- DIRECTIONS FOR THIS TASK -
Each line that follows is to be retyped exactly.

-.-.-

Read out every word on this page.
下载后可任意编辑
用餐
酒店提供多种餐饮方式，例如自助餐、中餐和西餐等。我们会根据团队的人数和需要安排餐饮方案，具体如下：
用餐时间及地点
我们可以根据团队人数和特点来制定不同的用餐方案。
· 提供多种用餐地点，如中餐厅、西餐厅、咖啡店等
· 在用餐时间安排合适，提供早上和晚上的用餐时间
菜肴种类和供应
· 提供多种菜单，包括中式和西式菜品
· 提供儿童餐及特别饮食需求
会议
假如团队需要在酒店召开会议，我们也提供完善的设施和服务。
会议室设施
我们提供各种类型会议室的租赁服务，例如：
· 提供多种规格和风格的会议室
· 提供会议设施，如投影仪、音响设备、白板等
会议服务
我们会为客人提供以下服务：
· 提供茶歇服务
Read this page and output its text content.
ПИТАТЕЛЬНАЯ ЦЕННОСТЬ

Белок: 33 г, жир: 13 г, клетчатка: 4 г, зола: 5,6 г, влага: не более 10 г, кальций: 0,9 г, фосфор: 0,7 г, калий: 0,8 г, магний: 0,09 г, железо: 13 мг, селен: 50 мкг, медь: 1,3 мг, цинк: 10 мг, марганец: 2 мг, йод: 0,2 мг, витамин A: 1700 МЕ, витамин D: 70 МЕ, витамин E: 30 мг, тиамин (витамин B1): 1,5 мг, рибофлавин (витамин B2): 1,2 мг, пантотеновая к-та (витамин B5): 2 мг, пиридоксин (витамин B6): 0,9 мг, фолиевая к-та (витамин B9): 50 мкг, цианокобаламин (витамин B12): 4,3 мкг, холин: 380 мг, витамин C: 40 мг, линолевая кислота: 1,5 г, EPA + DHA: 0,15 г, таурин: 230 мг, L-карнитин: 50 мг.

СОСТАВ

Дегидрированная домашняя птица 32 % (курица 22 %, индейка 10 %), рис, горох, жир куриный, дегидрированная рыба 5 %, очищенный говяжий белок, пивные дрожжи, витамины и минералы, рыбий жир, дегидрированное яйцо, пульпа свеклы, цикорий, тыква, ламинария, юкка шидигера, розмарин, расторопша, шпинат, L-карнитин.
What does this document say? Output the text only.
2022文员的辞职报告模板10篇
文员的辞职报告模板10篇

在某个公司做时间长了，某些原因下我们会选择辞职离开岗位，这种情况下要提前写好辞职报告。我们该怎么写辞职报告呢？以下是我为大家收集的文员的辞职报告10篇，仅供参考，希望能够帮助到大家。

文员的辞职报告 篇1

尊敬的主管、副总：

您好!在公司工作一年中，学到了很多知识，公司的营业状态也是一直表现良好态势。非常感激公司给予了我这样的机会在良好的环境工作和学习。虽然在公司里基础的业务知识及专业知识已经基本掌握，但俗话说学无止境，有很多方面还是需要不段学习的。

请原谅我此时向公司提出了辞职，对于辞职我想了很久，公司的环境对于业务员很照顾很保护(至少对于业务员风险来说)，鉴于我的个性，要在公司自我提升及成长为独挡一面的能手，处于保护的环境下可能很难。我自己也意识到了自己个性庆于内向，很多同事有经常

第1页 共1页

-.-.-

- EXERCISE SOLUTION -
Read out every word on this page.
下载后可任意编辑
用餐
酒店提供多种餐饮方式，例如自助餐、中餐和西餐等。我们会根据团队的人数和需要安排餐饮方案，具体如下：
用餐时间及地点
我们可以根据团队人数和特点来制定不同的用餐方案。
· 提供多种用餐地点，如中餐厅、西餐厅、咖啡店等
· 在用餐时间安排合适，提供早上和晚上的用餐时间
菜肴种类和供应
· 提供多种菜单，包括中式和西式菜品
· 提供儿童餐及特别饮食需求
会议
假如团队需要在酒店召开会议，我们也提供完善的设施和服务。
会议室设施
我们提供各种类型会议室的租赁服务，例如：
· 提供多种规格和风格的会议室
· 提供会议设施，如投影仪、音响设备、白板等
会议服务
我们会为客人提供以下服务：
· 提供茶歇服务
Read this page and output its text content.
ПИТАТЕЛЬНАЯ ЦЕННОСТЬ

Белок: 33 г, жир: 13 г, клетчатка: 4 г, зола: 5,6 г, влага: не более 10 г, кальций: 0,9 г, фосфор: 0,7 г, калий: 0,8 г, магний: 0,09 г, железо: 13 мг, селен: 50 мкг, медь: 1,3 мг, цинк: 10 мг, марганец: 2 мг, йод: 0,2 мг, витамин A: 1700 МЕ, витамин D: 70 МЕ, витамин E: 30 мг, тиамин (витамин B1): 1,5 мг, рибофлавин (витамин B2): 1,2 мг, пантотеновая к-та (витамин B5): 2 мг, пиридоксин (витамин B6): 0,9 мг, фолиевая к-та (витамин B9): 50 мкг, цианокобаламин (витамин B12): 4,3 мкг, холин: 380 мг, витамин C: 40 мг, линолевая кислота: 1,5 г, EPA + DHA: 0,15 г, таурин: 230 мг, L-карнитин: 50 мг.

СОСТАВ

Дегидрированная домашняя птица 32 % (курица 22 %, индейка 10 %), рис, горох, жир куриный, дегидрированная рыба 5 %, очищенный говяжий белок, пивные дрожжи, витамины и минералы, рыбий жир, дегидрированное яйцо, пульпа свеклы, цикорий, тыква, ламинария, юкка шидигера, розмарин, расторопша, шпинат, L-карнитин.
What does this document say? Output the text only.
2022文员的辞职报告模板10篇
文员的辞职报告模板10篇

在某个公司做时间长了，某些原因下我们会选择辞职离开岗位，这种情况下要提前写好辞职报告。我们该怎么写辞职报告呢？以下是我为大家收集的文员的辞职报告10篇，仅供参考，希望能够帮助到大家。

文员的辞职报告 篇1

尊敬的主管、副总：

您好!在公司工作一年中，学到了很多知识，公司的营业状态也是一直表现良好态势。非常感激公司给予了我这样的机会在良好的环境工作和学习。虽然在公司里基础的业务知识及专业知识已经基本掌握，但俗话说学无止境，有很多方面还是需要不段学习的。

请原谅我此时向公司提出了辞职，对于辞职我想了很久，公司的环境对于业务员很照顾很保护(至少对于业务员风险来说)，鉴于我的个性，要在公司自我提升及成长为独挡一面的能手，处于保护的环境下可能很难。我自己也意识到了自己个性庆于内向，很多同事有经常

第1页 共1页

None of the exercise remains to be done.